*Exercise objective*
The required output is the exact sequence of lines from the line holding "Enumerate this screenshot's" to the end of the records, inclusive.

*Extracted information*
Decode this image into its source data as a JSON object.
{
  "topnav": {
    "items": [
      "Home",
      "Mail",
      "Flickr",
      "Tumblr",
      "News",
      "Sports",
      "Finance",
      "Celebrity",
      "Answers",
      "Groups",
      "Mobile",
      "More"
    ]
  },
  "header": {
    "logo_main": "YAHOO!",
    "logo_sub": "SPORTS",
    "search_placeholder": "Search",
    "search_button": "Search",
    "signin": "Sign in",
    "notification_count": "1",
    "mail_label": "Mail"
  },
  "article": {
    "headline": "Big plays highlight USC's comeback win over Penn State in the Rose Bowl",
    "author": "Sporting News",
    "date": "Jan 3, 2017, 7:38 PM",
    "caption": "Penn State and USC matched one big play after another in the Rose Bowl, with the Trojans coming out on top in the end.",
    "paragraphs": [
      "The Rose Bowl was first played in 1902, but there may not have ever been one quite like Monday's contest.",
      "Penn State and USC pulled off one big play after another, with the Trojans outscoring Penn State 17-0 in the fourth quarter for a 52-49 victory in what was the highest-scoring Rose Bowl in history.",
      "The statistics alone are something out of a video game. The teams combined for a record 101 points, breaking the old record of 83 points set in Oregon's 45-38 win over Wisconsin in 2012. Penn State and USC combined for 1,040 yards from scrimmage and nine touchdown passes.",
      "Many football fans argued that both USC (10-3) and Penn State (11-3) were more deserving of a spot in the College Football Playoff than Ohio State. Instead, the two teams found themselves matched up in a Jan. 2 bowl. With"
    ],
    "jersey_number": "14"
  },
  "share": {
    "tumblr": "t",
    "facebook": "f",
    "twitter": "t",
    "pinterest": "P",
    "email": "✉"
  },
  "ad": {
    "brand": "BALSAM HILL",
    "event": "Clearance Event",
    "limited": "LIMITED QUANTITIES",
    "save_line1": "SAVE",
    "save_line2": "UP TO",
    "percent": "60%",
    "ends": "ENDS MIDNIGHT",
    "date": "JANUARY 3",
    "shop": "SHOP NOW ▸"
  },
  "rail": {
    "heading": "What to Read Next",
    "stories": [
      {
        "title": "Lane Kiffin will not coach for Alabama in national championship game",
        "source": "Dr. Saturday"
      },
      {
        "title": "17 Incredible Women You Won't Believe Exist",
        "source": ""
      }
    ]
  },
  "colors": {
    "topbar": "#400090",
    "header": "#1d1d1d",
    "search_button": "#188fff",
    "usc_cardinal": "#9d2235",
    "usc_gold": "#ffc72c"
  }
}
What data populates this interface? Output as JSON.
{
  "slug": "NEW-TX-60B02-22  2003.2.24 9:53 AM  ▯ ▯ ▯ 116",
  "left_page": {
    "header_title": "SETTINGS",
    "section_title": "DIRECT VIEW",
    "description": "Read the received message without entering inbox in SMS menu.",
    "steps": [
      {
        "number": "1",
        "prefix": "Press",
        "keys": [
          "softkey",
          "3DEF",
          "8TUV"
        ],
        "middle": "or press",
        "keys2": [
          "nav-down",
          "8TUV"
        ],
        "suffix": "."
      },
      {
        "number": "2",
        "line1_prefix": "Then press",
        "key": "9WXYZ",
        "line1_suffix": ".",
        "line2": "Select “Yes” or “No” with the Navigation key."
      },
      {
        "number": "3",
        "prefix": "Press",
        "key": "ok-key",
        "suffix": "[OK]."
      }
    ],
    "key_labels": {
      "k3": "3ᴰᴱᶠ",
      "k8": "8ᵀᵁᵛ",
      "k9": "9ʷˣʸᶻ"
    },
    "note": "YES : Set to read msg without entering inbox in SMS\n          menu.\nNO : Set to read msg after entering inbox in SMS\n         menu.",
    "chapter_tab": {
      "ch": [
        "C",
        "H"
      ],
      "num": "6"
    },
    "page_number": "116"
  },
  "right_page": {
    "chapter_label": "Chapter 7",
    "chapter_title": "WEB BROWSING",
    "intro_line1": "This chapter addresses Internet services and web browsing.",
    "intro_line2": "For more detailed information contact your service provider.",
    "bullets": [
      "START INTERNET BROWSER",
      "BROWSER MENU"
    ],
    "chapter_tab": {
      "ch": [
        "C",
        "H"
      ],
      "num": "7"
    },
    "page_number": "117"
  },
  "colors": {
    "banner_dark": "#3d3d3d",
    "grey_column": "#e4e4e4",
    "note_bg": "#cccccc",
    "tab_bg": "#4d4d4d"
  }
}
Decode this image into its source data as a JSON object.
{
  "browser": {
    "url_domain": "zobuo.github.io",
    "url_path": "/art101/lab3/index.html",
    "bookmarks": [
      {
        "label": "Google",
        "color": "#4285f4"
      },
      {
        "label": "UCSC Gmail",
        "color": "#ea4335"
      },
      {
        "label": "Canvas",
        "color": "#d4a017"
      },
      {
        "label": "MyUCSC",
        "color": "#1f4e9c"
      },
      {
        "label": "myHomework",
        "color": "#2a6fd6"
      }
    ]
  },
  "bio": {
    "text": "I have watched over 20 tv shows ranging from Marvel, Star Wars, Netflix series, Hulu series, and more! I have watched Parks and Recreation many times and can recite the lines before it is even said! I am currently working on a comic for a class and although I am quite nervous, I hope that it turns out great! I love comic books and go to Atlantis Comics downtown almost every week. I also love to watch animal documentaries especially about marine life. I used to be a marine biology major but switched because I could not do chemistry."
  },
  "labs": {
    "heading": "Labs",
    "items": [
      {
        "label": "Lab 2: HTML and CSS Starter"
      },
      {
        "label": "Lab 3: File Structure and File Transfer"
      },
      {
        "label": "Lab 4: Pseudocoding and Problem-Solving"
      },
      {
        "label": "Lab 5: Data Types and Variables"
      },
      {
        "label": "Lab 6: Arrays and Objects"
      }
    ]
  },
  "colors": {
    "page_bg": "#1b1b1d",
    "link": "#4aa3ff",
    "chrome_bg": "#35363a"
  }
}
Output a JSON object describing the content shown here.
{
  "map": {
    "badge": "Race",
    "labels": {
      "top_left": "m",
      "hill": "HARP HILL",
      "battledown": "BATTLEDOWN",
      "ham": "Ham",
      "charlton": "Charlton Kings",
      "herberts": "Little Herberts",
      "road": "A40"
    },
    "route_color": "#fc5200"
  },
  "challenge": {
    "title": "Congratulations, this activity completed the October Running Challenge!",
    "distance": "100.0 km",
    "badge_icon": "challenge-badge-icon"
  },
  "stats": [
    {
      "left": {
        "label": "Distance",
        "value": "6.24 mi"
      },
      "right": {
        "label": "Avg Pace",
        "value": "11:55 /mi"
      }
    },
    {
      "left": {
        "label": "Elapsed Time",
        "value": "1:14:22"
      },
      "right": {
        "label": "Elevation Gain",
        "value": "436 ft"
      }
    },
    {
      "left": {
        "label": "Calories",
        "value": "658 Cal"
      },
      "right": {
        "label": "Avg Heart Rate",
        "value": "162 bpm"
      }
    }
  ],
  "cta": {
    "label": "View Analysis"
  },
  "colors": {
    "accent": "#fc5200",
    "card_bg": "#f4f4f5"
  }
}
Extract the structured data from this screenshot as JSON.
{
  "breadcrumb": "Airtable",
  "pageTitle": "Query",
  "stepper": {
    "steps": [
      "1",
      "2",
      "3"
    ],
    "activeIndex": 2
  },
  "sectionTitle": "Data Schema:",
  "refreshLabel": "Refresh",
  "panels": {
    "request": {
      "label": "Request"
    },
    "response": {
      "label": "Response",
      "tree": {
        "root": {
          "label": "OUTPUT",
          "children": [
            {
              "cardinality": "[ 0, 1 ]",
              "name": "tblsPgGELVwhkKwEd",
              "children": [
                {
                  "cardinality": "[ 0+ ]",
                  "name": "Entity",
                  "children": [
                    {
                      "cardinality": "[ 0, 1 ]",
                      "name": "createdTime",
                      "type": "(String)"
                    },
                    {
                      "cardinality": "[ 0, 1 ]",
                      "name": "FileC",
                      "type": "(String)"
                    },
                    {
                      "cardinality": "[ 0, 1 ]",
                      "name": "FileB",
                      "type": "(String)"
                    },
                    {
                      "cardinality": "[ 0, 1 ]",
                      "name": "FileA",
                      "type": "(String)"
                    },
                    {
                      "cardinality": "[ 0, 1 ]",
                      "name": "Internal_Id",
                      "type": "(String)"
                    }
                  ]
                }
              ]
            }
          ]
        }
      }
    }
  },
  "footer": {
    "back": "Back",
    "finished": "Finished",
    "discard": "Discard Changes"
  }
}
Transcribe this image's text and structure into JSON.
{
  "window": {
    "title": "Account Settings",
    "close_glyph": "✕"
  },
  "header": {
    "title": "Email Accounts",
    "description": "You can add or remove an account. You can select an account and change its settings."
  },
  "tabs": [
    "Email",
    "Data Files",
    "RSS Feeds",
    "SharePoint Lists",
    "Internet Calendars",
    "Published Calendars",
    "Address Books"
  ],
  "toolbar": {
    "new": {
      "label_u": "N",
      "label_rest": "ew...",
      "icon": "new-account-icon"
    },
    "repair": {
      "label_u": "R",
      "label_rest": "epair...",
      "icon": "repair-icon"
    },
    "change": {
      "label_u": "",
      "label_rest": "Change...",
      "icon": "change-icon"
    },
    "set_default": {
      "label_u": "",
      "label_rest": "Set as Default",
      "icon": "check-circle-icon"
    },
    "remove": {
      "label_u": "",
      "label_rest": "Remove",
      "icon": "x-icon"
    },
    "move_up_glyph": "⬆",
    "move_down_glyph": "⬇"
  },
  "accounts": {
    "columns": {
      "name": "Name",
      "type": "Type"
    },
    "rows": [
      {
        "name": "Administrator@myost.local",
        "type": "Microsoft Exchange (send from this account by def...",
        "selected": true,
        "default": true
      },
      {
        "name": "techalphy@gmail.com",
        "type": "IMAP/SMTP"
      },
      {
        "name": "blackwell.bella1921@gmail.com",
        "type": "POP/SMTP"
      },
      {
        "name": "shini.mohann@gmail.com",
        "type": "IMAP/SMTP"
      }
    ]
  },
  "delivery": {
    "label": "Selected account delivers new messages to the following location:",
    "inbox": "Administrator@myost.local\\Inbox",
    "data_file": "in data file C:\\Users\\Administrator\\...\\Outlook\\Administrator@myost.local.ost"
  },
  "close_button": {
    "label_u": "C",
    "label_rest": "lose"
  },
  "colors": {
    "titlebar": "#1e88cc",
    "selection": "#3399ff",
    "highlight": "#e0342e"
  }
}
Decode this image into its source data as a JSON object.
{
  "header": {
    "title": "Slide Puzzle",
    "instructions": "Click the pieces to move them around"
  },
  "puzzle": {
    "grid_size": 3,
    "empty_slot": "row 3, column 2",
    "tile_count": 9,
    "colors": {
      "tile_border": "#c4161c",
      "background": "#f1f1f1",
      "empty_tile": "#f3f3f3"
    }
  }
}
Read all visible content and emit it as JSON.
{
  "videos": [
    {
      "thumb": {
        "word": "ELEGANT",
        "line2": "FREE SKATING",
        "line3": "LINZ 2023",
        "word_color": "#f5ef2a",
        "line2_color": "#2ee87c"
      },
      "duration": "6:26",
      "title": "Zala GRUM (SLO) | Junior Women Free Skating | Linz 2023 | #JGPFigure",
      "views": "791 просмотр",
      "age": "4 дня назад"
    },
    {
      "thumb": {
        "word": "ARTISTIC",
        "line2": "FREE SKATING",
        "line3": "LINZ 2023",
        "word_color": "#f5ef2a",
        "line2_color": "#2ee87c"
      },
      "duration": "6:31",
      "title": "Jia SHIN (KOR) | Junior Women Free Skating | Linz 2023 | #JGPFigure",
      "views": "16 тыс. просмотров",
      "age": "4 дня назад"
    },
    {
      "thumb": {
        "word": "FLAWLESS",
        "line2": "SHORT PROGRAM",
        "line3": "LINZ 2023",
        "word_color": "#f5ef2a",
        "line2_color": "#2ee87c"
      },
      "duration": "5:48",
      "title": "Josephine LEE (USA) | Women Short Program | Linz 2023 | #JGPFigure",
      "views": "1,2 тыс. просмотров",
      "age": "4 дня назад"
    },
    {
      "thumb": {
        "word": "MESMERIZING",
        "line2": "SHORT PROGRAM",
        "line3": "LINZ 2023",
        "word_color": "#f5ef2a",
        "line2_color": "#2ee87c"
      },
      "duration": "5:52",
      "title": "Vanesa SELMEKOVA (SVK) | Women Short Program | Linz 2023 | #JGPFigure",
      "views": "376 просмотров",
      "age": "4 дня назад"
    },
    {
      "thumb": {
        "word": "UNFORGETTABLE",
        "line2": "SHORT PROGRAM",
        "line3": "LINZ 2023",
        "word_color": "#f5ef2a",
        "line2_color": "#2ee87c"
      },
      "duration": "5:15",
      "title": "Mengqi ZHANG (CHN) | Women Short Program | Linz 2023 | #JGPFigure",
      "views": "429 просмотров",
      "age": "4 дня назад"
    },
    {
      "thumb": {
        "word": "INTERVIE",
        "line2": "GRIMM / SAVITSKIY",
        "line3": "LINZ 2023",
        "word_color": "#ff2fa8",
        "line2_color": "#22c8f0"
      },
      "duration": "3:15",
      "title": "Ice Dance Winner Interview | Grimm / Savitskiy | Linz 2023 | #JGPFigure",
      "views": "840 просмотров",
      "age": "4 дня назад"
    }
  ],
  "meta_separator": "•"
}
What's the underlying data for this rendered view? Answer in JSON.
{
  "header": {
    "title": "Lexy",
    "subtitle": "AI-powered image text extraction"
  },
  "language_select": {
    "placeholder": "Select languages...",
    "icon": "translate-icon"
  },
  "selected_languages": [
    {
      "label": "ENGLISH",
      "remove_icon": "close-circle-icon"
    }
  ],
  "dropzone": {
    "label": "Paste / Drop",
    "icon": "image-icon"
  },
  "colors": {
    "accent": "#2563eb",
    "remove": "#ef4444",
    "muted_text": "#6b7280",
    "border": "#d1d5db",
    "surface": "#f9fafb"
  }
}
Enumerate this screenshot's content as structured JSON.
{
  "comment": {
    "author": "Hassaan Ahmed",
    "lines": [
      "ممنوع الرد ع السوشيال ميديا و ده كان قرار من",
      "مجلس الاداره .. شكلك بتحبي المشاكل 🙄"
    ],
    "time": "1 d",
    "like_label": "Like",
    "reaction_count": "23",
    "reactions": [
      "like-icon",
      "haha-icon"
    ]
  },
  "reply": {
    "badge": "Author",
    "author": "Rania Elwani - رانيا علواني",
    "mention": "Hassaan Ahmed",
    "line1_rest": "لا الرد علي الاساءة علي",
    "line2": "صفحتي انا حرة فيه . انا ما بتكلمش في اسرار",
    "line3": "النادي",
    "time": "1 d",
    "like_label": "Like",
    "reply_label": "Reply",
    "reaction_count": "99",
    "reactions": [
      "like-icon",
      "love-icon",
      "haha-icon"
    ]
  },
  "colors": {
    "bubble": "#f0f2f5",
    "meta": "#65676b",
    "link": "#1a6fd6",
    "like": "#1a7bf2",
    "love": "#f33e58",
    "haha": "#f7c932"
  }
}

*Completed task*
Enumerate this screenshot's content as structured JSON.
{
  "comment": {
    "author": "Hassaan Ahmed",
    "lines": [
      "ممنوع الرد ع السوشيال ميديا و ده كان قرار من",
      "مجلس الاداره .. شكلك بتحبي المشاكل 🙄"
    ],
    "time": "1 d",
    "like_label": "Like",
    "reaction_count": "23",
    "reactions": [
      "like-icon",
      "haha-icon"
    ]
  },
  "reply": {
    "badge": "Author",
    "author": "Rania Elwani - رانيا علواني",
    "mention": "Hassaan Ahmed",
    "line1_rest": "لا الرد علي الاساءة علي",
    "line2": "صفحتي انا حرة فيه . انا ما بتكلمش في اسرار",
    "line3": "النادي",
    "time": "1 d",
    "like_label": "Like",
    "reply_label": "Reply",
    "reaction_count": "99",
    "reactions": [
      "like-icon",
      "love-icon",
      "haha-icon"
    ]
  },
  "colors": {
    "bubble": "#f0f2f5",
    "meta": "#65676b",
    "link": "#1a6fd6",
    "like": "#1a7bf2",
    "love": "#f33e58",
    "haha": "#f7c932"
  }
}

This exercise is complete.